WORK TO DO = Set the data down again, exactly as it reads, but without the pictures.

Dataset items
.....
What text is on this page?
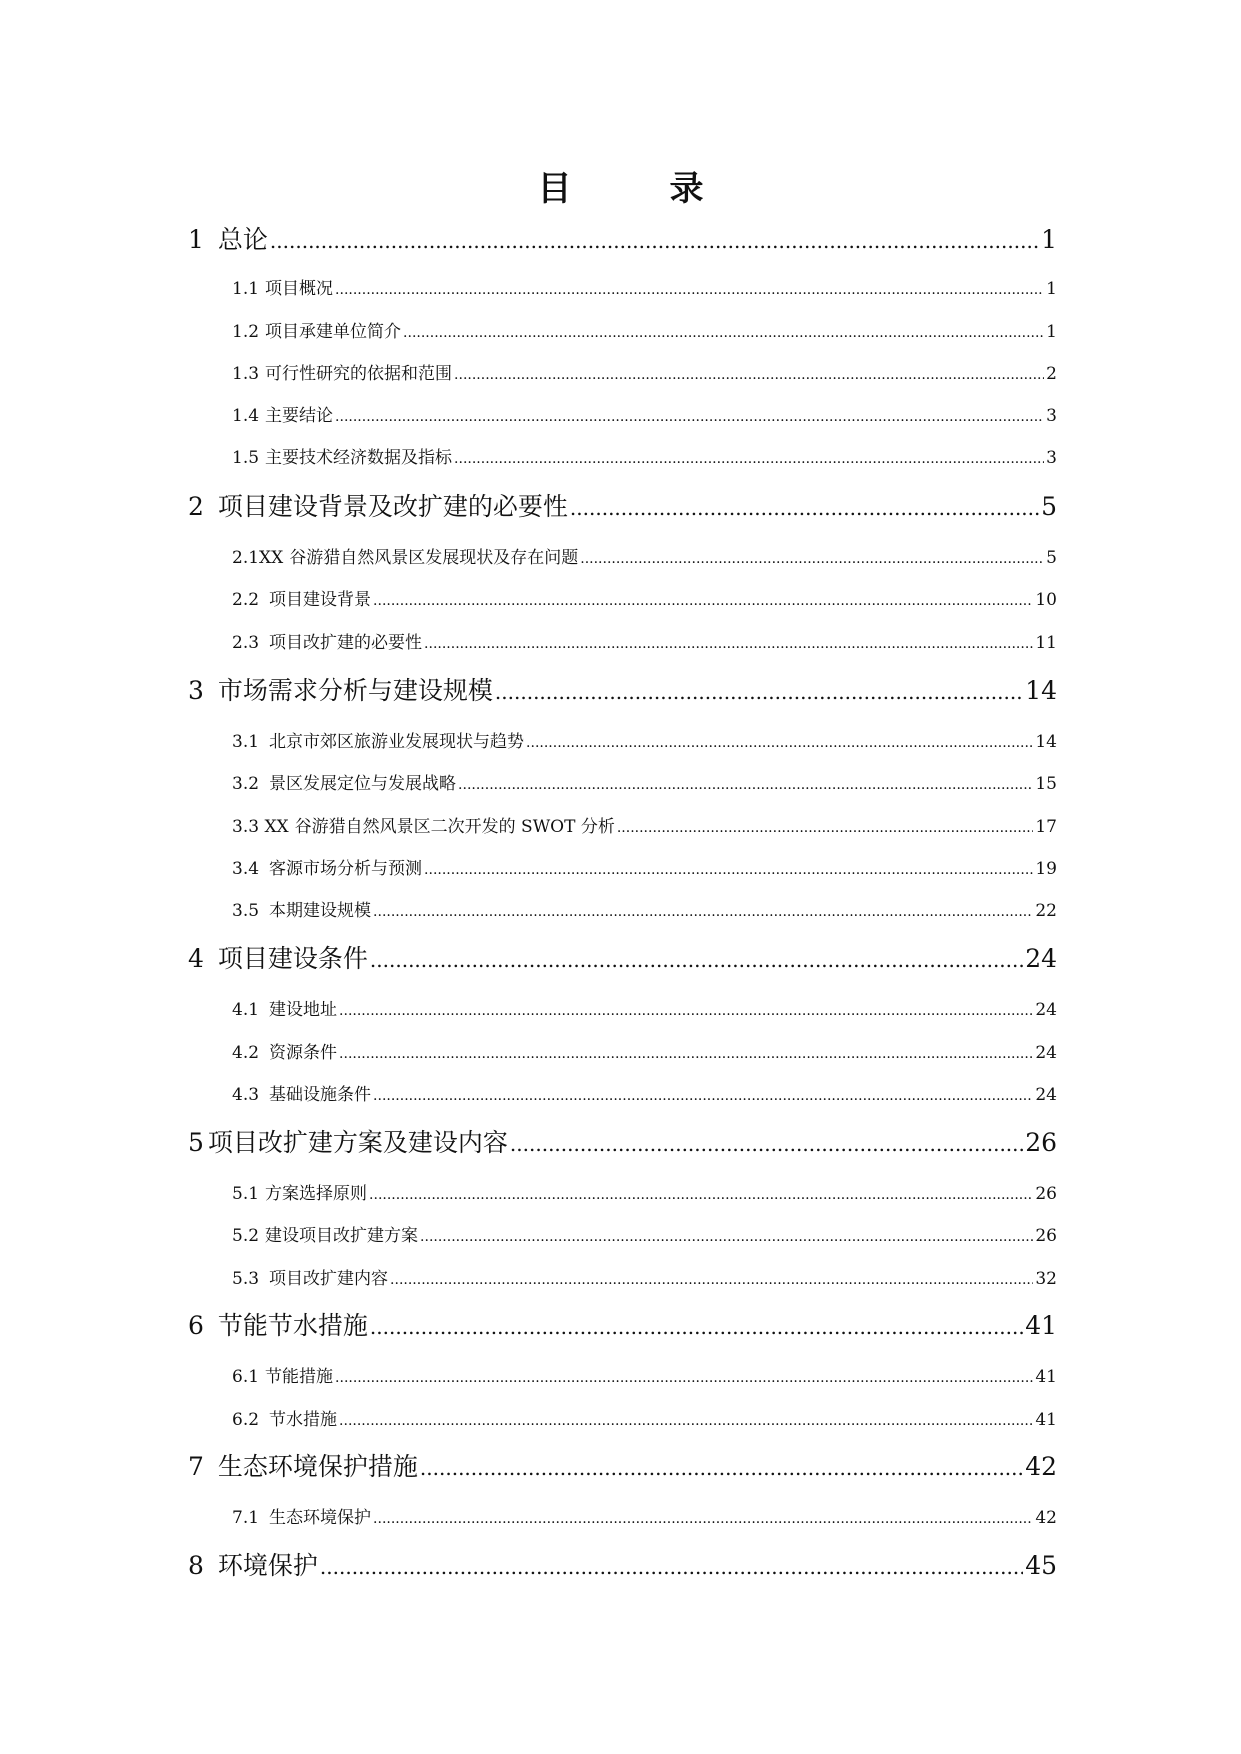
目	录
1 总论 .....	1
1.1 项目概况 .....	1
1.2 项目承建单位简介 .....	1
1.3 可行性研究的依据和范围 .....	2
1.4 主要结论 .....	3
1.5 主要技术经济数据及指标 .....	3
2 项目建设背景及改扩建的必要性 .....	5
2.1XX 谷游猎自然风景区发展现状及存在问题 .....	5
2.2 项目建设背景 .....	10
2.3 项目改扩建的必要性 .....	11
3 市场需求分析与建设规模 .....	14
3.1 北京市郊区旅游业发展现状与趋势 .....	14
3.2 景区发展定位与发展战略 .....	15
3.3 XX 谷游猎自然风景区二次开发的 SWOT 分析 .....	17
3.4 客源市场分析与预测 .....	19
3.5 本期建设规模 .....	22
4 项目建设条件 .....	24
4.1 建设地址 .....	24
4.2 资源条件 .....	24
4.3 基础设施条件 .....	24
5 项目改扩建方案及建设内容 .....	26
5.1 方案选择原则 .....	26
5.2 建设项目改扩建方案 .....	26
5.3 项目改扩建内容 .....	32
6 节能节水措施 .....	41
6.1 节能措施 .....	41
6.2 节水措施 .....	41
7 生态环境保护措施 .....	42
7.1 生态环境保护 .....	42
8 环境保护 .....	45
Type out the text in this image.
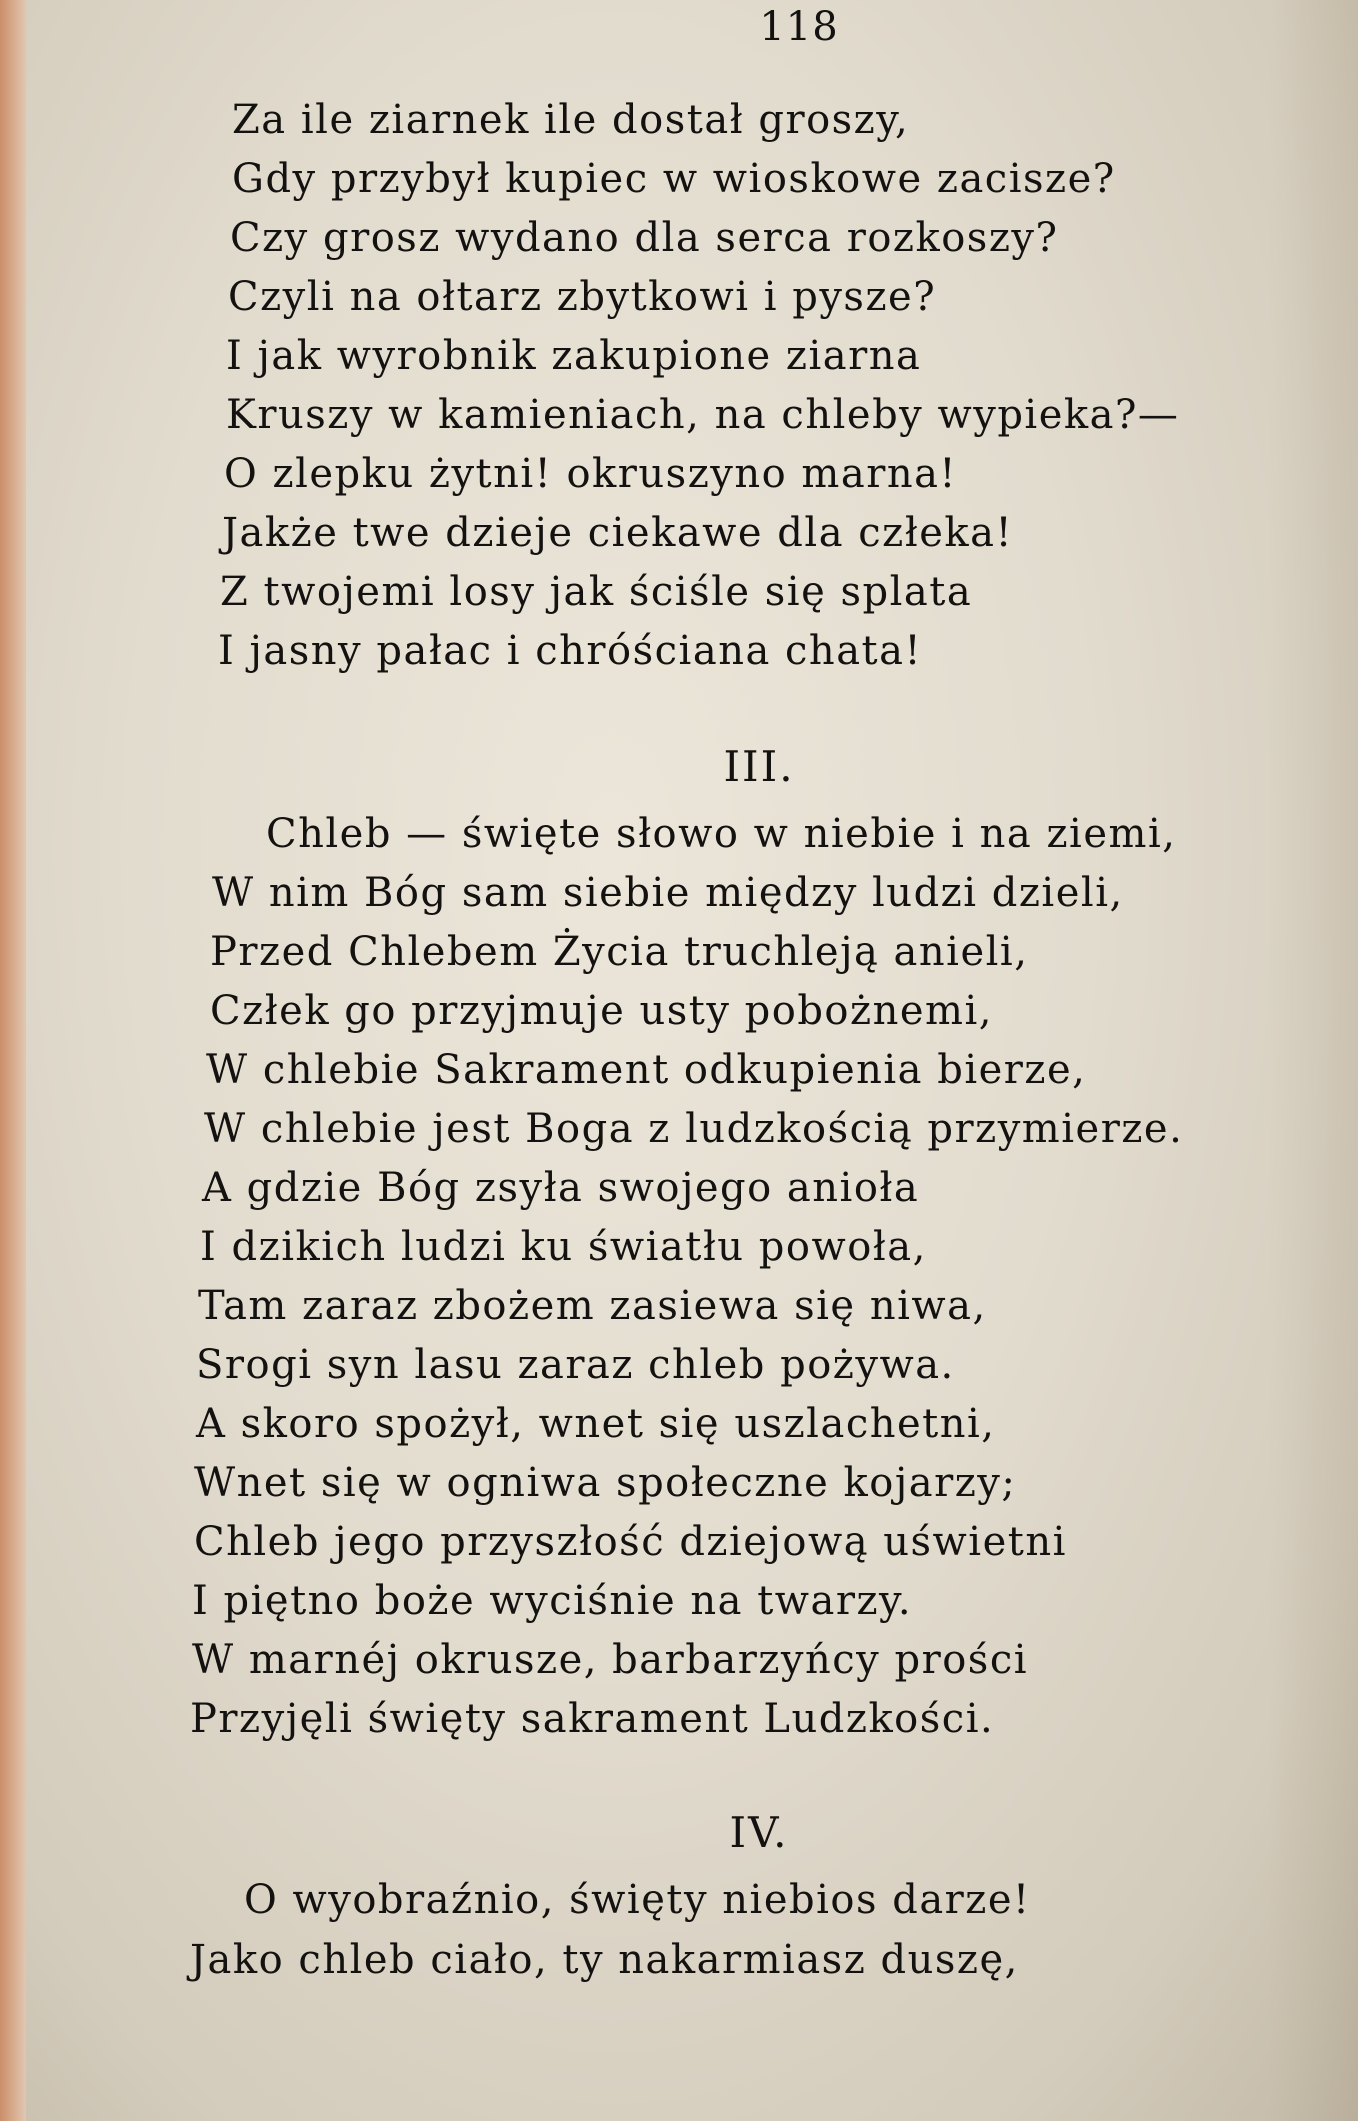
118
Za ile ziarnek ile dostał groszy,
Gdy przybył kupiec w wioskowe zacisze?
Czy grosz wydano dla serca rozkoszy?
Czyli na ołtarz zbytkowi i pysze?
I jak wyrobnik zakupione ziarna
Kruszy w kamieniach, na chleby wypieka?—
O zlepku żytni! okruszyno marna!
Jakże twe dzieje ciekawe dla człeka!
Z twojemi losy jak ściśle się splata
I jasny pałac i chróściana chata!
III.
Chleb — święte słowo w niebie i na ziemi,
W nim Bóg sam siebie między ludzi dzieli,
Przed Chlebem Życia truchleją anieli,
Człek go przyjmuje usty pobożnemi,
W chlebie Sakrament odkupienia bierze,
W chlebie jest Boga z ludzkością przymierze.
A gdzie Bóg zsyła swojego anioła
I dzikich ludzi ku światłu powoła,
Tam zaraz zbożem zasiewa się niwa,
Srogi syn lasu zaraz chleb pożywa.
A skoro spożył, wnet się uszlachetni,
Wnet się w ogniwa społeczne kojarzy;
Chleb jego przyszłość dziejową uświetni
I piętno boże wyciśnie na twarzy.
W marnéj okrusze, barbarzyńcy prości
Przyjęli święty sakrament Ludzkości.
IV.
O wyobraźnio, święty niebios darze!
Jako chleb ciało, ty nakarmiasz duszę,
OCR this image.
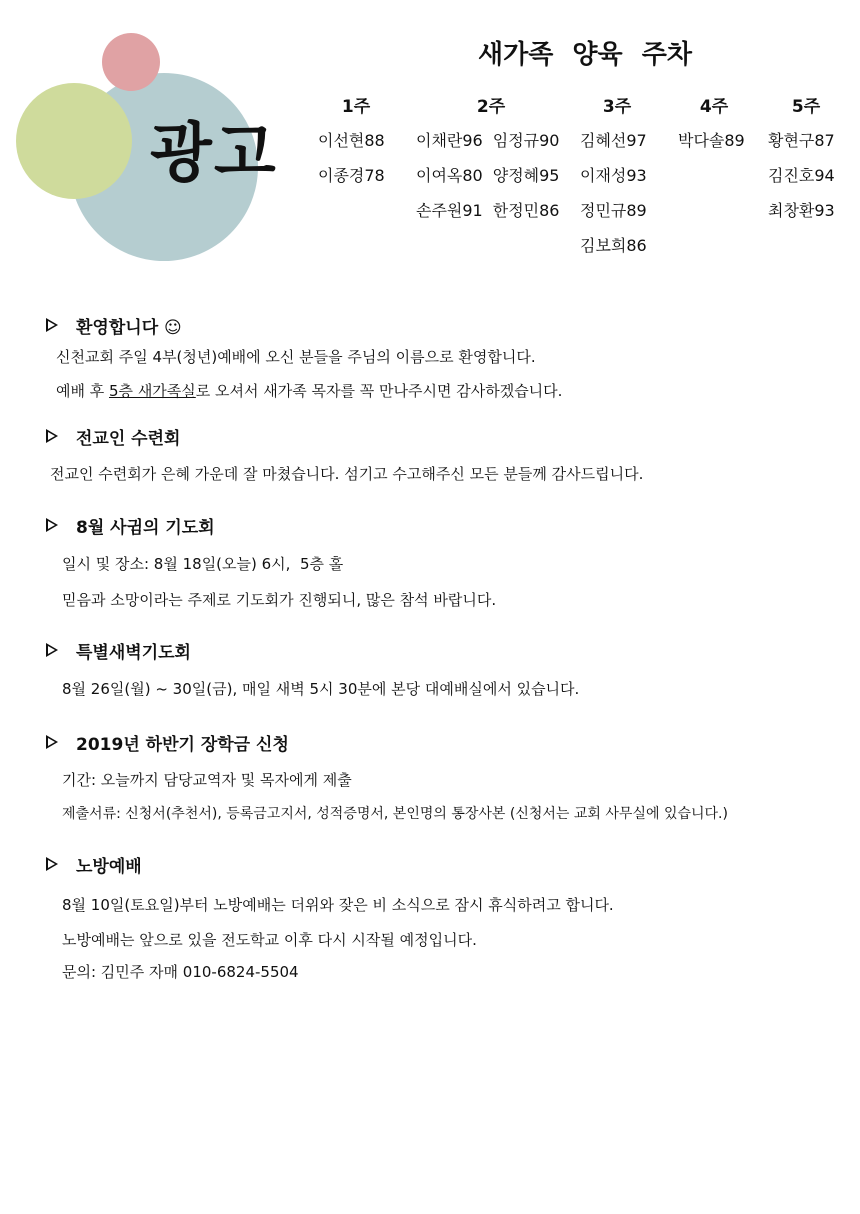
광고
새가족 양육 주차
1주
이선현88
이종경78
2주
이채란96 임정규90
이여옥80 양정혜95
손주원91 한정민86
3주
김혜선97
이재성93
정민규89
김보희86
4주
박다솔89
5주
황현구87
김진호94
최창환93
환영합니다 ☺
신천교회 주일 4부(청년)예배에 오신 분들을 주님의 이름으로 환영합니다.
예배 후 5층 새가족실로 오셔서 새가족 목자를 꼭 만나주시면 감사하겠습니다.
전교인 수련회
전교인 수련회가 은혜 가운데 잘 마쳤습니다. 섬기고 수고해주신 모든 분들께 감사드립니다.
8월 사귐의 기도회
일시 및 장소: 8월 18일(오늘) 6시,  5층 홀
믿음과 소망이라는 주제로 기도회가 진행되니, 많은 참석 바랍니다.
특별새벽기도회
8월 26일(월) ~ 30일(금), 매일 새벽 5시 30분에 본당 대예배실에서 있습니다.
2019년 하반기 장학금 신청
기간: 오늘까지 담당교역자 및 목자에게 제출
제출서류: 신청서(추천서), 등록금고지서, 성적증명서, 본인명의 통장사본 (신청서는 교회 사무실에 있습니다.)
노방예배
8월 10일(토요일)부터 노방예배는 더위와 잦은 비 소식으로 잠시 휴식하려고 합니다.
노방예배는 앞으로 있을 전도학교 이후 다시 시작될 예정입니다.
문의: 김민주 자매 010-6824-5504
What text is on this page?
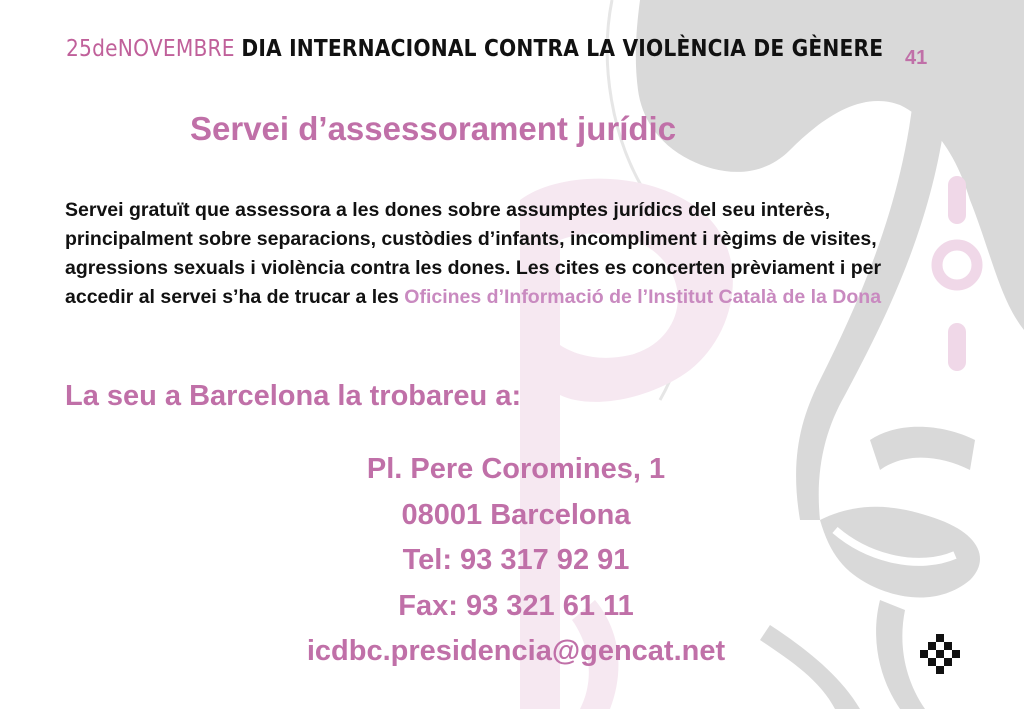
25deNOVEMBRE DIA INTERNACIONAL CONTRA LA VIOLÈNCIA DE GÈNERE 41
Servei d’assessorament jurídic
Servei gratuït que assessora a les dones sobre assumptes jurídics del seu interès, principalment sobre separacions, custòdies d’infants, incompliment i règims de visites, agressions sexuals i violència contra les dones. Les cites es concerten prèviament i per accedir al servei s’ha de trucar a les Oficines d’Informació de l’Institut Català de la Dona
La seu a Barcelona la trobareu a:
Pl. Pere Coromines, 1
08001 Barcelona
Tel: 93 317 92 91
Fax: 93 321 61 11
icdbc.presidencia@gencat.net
.....
SOLUTION BELOW =
What text is on this page?
目	录
1 总论 .....	1
1.1 项目概况 .....	1
1.2 项目承建单位简介 .....	1
1.3 可行性研究的依据和范围 .....	2
1.4 主要结论 .....	3
1.5 主要技术经济数据及指标 .....	3
2 项目建设背景及改扩建的必要性 .....	5
2.1XX 谷游猎自然风景区发展现状及存在问题 .....	5
2.2 项目建设背景 .....	10
2.3 项目改扩建的必要性 .....	11
3 市场需求分析与建设规模 .....	14
3.1 北京市郊区旅游业发展现状与趋势 .....	14
3.2 景区发展定位与发展战略 .....	15
3.3 XX 谷游猎自然风景区二次开发的 SWOT 分析 .....	17
3.4 客源市场分析与预测 .....	19
3.5 本期建设规模 .....	22
4 项目建设条件 .....	24
4.1 建设地址 .....	24
4.2 资源条件 .....	24
4.3 基础设施条件 .....	24
5 项目改扩建方案及建设内容 .....	26
5.1 方案选择原则 .....	26
5.2 建设项目改扩建方案 .....	26
5.3 项目改扩建内容 .....	32
6 节能节水措施 .....	41
6.1 节能措施 .....	41
6.2 节水措施 .....	41
7 生态环境保护措施 .....	42
7.1 生态环境保护 .....	42
8 环境保护 .....	45
Type out the text in this image.
118
Za ile ziarnek ile dostał groszy,
Gdy przybył kupiec w wioskowe zacisze?
Czy grosz wydano dla serca rozkoszy?
Czyli na ołtarz zbytkowi i pysze?
I jak wyrobnik zakupione ziarna
Kruszy w kamieniach, na chleby wypieka?—
O zlepku żytni! okruszyno marna!
Jakże twe dzieje ciekawe dla człeka!
Z twojemi losy jak ściśle się splata
I jasny pałac i chróściana chata!
III.
Chleb — święte słowo w niebie i na ziemi,
W nim Bóg sam siebie między ludzi dzieli,
Przed Chlebem Życia truchleją anieli,
Człek go przyjmuje usty pobożnemi,
W chlebie Sakrament odkupienia bierze,
W chlebie jest Boga z ludzkością przymierze.
A gdzie Bóg zsyła swojego anioła
I dzikich ludzi ku światłu powoła,
Tam zaraz zbożem zasiewa się niwa,
Srogi syn lasu zaraz chleb pożywa.
A skoro spożył, wnet się uszlachetni,
Wnet się w ogniwa społeczne kojarzy;
Chleb jego przyszłość dziejową uświetni
I piętno boże wyciśnie na twarzy.
W marnéj okrusze, barbarzyńcy prości
Przyjęli święty sakrament Ludzkości.
IV.
O wyobraźnio, święty niebios darze!
Jako chleb ciało, ty nakarmiasz duszę,
OCR this image.
광고
새가족 양육 주차
1주
이선현88
이종경78
2주
이채란96 임정규90
이여옥80 양정혜95
손주원91 한정민86
3주
김혜선97
이재성93
정민규89
김보희86
4주
박다솔89
5주
황현구87
김진호94
최창환93
환영합니다 ☺
신천교회 주일 4부(청년)예배에 오신 분들을 주님의 이름으로 환영합니다.
예배 후 5층 새가족실로 오셔서 새가족 목자를 꼭 만나주시면 감사하겠습니다.
전교인 수련회
전교인 수련회가 은혜 가운데 잘 마쳤습니다. 섬기고 수고해주신 모든 분들께 감사드립니다.
8월 사귐의 기도회
일시 및 장소: 8월 18일(오늘) 6시,  5층 홀
믿음과 소망이라는 주제로 기도회가 진행되니, 많은 참석 바랍니다.
특별새벽기도회
8월 26일(월) ~ 30일(금), 매일 새벽 5시 30분에 본당 대예배실에서 있습니다.
2019년 하반기 장학금 신청
기간: 오늘까지 담당교역자 및 목자에게 제출
제출서류: 신청서(추천서), 등록금고지서, 성적증명서, 본인명의 통장사본 (신청서는 교회 사무실에 있습니다.)
노방예배
8월 10일(토요일)부터 노방예배는 더위와 잦은 비 소식으로 잠시 휴식하려고 합니다.
노방예배는 앞으로 있을 전도학교 이후 다시 시작될 예정입니다.
문의: 김민주 자매 010-6824-5504
What text is on this page?
25deNOVEMBRE DIA INTERNACIONAL CONTRA LA VIOLÈNCIA DE GÈNERE 41
Servei d’assessorament jurídic
Servei gratuït que assessora a les dones sobre assumptes jurídics del seu interès, principalment sobre separacions, custòdies d’infants, incompliment i règims de visites, agressions sexuals i violència contra les dones. Les cites es concerten prèviament i per accedir al servei s’ha de trucar a les Oficines d’Informació de l’Institut Català de la Dona
La seu a Barcelona la trobareu a:
Pl. Pere Coromines, 1
08001 Barcelona
Tel: 93 317 92 91
Fax: 93 321 61 11
icdbc.presidencia@gencat.net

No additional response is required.